##### DATASET ENTRIES

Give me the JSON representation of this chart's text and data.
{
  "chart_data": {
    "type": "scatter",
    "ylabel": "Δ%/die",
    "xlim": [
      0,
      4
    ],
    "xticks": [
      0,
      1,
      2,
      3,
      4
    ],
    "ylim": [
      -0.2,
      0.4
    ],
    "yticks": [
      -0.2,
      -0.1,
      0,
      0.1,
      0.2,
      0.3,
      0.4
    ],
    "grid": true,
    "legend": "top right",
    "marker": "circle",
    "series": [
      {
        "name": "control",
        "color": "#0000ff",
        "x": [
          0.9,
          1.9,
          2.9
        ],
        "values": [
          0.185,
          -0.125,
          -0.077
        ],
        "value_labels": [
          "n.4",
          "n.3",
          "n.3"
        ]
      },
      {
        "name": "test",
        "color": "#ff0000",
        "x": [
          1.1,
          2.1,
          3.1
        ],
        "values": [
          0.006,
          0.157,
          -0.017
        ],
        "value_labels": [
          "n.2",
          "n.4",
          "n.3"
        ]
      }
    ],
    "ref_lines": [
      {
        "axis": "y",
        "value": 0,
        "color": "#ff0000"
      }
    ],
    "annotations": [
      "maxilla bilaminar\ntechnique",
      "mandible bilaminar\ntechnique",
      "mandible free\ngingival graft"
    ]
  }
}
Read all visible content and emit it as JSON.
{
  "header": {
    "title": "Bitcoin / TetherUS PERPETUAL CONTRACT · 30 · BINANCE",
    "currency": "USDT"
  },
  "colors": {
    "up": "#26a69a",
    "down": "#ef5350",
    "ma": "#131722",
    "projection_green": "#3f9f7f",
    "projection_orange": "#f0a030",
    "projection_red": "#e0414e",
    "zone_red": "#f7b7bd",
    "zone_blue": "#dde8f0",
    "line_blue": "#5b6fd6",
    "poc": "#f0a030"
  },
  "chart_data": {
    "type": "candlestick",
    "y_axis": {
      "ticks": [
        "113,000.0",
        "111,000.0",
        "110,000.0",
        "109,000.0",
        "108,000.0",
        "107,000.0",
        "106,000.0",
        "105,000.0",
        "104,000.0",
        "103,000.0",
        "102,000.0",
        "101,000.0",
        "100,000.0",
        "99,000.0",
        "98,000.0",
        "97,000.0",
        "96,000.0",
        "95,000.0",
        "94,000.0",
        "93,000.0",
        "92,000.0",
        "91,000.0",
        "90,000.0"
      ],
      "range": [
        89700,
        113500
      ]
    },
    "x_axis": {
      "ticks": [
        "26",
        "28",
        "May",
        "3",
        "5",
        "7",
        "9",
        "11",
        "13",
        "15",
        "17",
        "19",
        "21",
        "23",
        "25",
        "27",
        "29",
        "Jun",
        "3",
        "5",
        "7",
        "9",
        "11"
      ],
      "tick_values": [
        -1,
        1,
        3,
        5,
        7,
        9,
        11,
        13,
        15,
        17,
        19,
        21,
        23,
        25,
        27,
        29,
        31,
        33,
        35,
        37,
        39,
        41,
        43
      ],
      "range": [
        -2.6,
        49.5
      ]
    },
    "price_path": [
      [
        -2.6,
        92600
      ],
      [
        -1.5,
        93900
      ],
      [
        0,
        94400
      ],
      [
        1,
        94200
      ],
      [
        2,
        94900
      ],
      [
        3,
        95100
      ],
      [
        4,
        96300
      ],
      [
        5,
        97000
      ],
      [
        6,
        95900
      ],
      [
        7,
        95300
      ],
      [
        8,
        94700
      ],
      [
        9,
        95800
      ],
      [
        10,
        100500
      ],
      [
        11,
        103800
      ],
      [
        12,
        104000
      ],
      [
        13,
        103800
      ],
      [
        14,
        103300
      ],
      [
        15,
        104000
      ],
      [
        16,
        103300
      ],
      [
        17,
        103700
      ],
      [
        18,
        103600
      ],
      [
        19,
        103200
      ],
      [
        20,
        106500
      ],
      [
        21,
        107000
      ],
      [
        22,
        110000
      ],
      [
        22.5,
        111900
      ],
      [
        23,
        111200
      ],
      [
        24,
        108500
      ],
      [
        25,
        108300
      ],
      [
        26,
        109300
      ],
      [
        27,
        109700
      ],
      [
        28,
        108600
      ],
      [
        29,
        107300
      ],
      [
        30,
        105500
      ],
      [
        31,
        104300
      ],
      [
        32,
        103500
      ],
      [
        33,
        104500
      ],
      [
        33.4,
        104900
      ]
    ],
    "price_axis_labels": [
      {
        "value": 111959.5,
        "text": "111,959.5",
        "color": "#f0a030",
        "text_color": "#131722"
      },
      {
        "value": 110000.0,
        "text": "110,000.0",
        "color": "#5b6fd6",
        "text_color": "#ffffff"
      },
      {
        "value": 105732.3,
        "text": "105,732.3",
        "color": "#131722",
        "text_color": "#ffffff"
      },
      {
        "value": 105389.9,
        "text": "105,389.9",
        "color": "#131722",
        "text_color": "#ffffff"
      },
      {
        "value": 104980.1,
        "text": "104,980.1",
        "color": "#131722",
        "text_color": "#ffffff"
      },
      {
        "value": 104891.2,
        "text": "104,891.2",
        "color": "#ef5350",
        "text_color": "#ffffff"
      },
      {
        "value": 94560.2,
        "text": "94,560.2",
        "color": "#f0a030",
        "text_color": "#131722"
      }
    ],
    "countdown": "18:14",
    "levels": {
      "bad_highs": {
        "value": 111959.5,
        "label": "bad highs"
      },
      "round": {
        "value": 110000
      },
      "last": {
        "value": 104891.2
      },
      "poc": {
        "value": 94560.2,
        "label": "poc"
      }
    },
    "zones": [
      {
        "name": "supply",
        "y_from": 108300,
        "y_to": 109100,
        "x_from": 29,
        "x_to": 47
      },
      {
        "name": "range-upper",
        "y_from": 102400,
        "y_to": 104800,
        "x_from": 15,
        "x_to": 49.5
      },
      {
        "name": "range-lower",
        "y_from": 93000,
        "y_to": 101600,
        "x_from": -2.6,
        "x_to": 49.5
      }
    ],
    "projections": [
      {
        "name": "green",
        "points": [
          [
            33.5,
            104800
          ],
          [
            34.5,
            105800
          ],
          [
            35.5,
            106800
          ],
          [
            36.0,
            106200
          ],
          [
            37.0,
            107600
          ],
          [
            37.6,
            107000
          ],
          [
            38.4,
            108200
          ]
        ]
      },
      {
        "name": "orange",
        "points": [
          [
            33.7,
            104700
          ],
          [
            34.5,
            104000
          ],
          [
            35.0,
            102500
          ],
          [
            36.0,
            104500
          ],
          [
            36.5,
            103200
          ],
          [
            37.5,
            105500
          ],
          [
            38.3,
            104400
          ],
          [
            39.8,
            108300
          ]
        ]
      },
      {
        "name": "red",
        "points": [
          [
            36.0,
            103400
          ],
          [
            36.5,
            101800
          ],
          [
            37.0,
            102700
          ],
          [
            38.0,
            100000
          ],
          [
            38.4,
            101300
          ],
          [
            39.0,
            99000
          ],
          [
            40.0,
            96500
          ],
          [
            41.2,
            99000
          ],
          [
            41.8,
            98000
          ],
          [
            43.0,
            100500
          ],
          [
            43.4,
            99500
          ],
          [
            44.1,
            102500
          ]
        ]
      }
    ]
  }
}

##########

The records above are to be copied in full, exactly as written.

▶ [TASK ANSWER]:
Give me the JSON representation of this chart's text and data.
{
  "chart_data": {
    "type": "scatter",
    "ylabel": "Δ%/die",
    "xlim": [
      0,
      4
    ],
    "xticks": [
      0,
      1,
      2,
      3,
      4
    ],
    "ylim": [
      -0.2,
      0.4
    ],
    "yticks": [
      -0.2,
      -0.1,
      0,
      0.1,
      0.2,
      0.3,
      0.4
    ],
    "grid": true,
    "legend": "top right",
    "marker": "circle",
    "series": [
      {
        "name": "control",
        "color": "#0000ff",
        "x": [
          0.9,
          1.9,
          2.9
        ],
        "values": [
          0.185,
          -0.125,
          -0.077
        ],
        "value_labels": [
          "n.4",
          "n.3",
          "n.3"
        ]
      },
      {
        "name": "test",
        "color": "#ff0000",
        "x": [
          1.1,
          2.1,
          3.1
        ],
        "values": [
          0.006,
          0.157,
          -0.017
        ],
        "value_labels": [
          "n.2",
          "n.4",
          "n.3"
        ]
      }
    ],
    "ref_lines": [
      {
        "axis": "y",
        "value": 0,
        "color": "#ff0000"
      }
    ],
    "annotations": [
      "maxilla bilaminar\ntechnique",
      "mandible bilaminar\ntechnique",
      "mandible free\ngingival graft"
    ]
  }
}
Read all visible content and emit it as JSON.
{
  "header": {
    "title": "Bitcoin / TetherUS PERPETUAL CONTRACT · 30 · BINANCE",
    "currency": "USDT"
  },
  "colors": {
    "up": "#26a69a",
    "down": "#ef5350",
    "ma": "#131722",
    "projection_green": "#3f9f7f",
    "projection_orange": "#f0a030",
    "projection_red": "#e0414e",
    "zone_red": "#f7b7bd",
    "zone_blue": "#dde8f0",
    "line_blue": "#5b6fd6",
    "poc": "#f0a030"
  },
  "chart_data": {
    "type": "candlestick",
    "y_axis": {
      "ticks": [
        "113,000.0",
        "111,000.0",
        "110,000.0",
        "109,000.0",
        "108,000.0",
        "107,000.0",
        "106,000.0",
        "105,000.0",
        "104,000.0",
        "103,000.0",
        "102,000.0",
        "101,000.0",
        "100,000.0",
        "99,000.0",
        "98,000.0",
        "97,000.0",
        "96,000.0",
        "95,000.0",
        "94,000.0",
        "93,000.0",
        "92,000.0",
        "91,000.0",
        "90,000.0"
      ],
      "range": [
        89700,
        113500
      ]
    },
    "x_axis": {
      "ticks": [
        "26",
        "28",
        "May",
        "3",
        "5",
        "7",
        "9",
        "11",
        "13",
        "15",
        "17",
        "19",
        "21",
        "23",
        "25",
        "27",
        "29",
        "Jun",
        "3",
        "5",
        "7",
        "9",
        "11"
      ],
      "tick_values": [
        -1,
        1,
        3,
        5,
        7,
        9,
        11,
        13,
        15,
        17,
        19,
        21,
        23,
        25,
        27,
        29,
        31,
        33,
        35,
        37,
        39,
        41,
        43
      ],
      "range": [
        -2.6,
        49.5
      ]
    },
    "price_path": [
      [
        -2.6,
        92600
      ],
      [
        -1.5,
        93900
      ],
      [
        0,
        94400
      ],
      [
        1,
        94200
      ],
      [
        2,
        94900
      ],
      [
        3,
        95100
      ],
      [
        4,
        96300
      ],
      [
        5,
        97000
      ],
      [
        6,
        95900
      ],
      [
        7,
        95300
      ],
      [
        8,
        94700
      ],
      [
        9,
        95800
      ],
      [
        10,
        100500
      ],
      [
        11,
        103800
      ],
      [
        12,
        104000
      ],
      [
        13,
        103800
      ],
      [
        14,
        103300
      ],
      [
        15,
        104000
      ],
      [
        16,
        103300
      ],
      [
        17,
        103700
      ],
      [
        18,
        103600
      ],
      [
        19,
        103200
      ],
      [
        20,
        106500
      ],
      [
        21,
        107000
      ],
      [
        22,
        110000
      ],
      [
        22.5,
        111900
      ],
      [
        23,
        111200
      ],
      [
        24,
        108500
      ],
      [
        25,
        108300
      ],
      [
        26,
        109300
      ],
      [
        27,
        109700
      ],
      [
        28,
        108600
      ],
      [
        29,
        107300
      ],
      [
        30,
        105500
      ],
      [
        31,
        104300
      ],
      [
        32,
        103500
      ],
      [
        33,
        104500
      ],
      [
        33.4,
        104900
      ]
    ],
    "price_axis_labels": [
      {
        "value": 111959.5,
        "text": "111,959.5",
        "color": "#f0a030",
        "text_color": "#131722"
      },
      {
        "value": 110000.0,
        "text": "110,000.0",
        "color": "#5b6fd6",
        "text_color": "#ffffff"
      },
      {
        "value": 105732.3,
        "text": "105,732.3",
        "color": "#131722",
        "text_color": "#ffffff"
      },
      {
        "value": 105389.9,
        "text": "105,389.9",
        "color": "#131722",
        "text_color": "#ffffff"
      },
      {
        "value": 104980.1,
        "text": "104,980.1",
        "color": "#131722",
        "text_color": "#ffffff"
      },
      {
        "value": 104891.2,
        "text": "104,891.2",
        "color": "#ef5350",
        "text_color": "#ffffff"
      },
      {
        "value": 94560.2,
        "text": "94,560.2",
        "color": "#f0a030",
        "text_color": "#131722"
      }
    ],
    "countdown": "18:14",
    "levels": {
      "bad_highs": {
        "value": 111959.5,
        "label": "bad highs"
      },
      "round": {
        "value": 110000
      },
      "last": {
        "value": 104891.2
      },
      "poc": {
        "value": 94560.2,
        "label": "poc"
      }
    },
    "zones": [
      {
        "name": "supply",
        "y_from": 108300,
        "y_to": 109100,
        "x_from": 29,
        "x_to": 47
      },
      {
        "name": "range-upper",
        "y_from": 102400,
        "y_to": 104800,
        "x_from": 15,
        "x_to": 49.5
      },
      {
        "name": "range-lower",
        "y_from": 93000,
        "y_to": 101600,
        "x_from": -2.6,
        "x_to": 49.5
      }
    ],
    "projections": [
      {
        "name": "green",
        "points": [
          [
            33.5,
            104800
          ],
          [
            34.5,
            105800
          ],
          [
            35.5,
            106800
          ],
          [
            36.0,
            106200
          ],
          [
            37.0,
            107600
          ],
          [
            37.6,
            107000
          ],
          [
            38.4,
            108200
          ]
        ]
      },
      {
        "name": "orange",
        "points": [
          [
            33.7,
            104700
          ],
          [
            34.5,
            104000
          ],
          [
            35.0,
            102500
          ],
          [
            36.0,
            104500
          ],
          [
            36.5,
            103200
          ],
          [
            37.5,
            105500
          ],
          [
            38.3,
            104400
          ],
          [
            39.8,
            108300
          ]
        ]
      },
      {
        "name": "red",
        "points": [
          [
            36.0,
            103400
          ],
          [
            36.5,
            101800
          ],
          [
            37.0,
            102700
          ],
          [
            38.0,
            100000
          ],
          [
            38.4,
            101300
          ],
          [
            39.0,
            99000
          ],
          [
            40.0,
            96500
          ],
          [
            41.2,
            99000
          ],
          [
            41.8,
            98000
          ],
          [
            43.0,
            100500
          ],
          [
            43.4,
            99500
          ],
          [
            44.1,
            102500
          ]
        ]
      }
    ]
  }
}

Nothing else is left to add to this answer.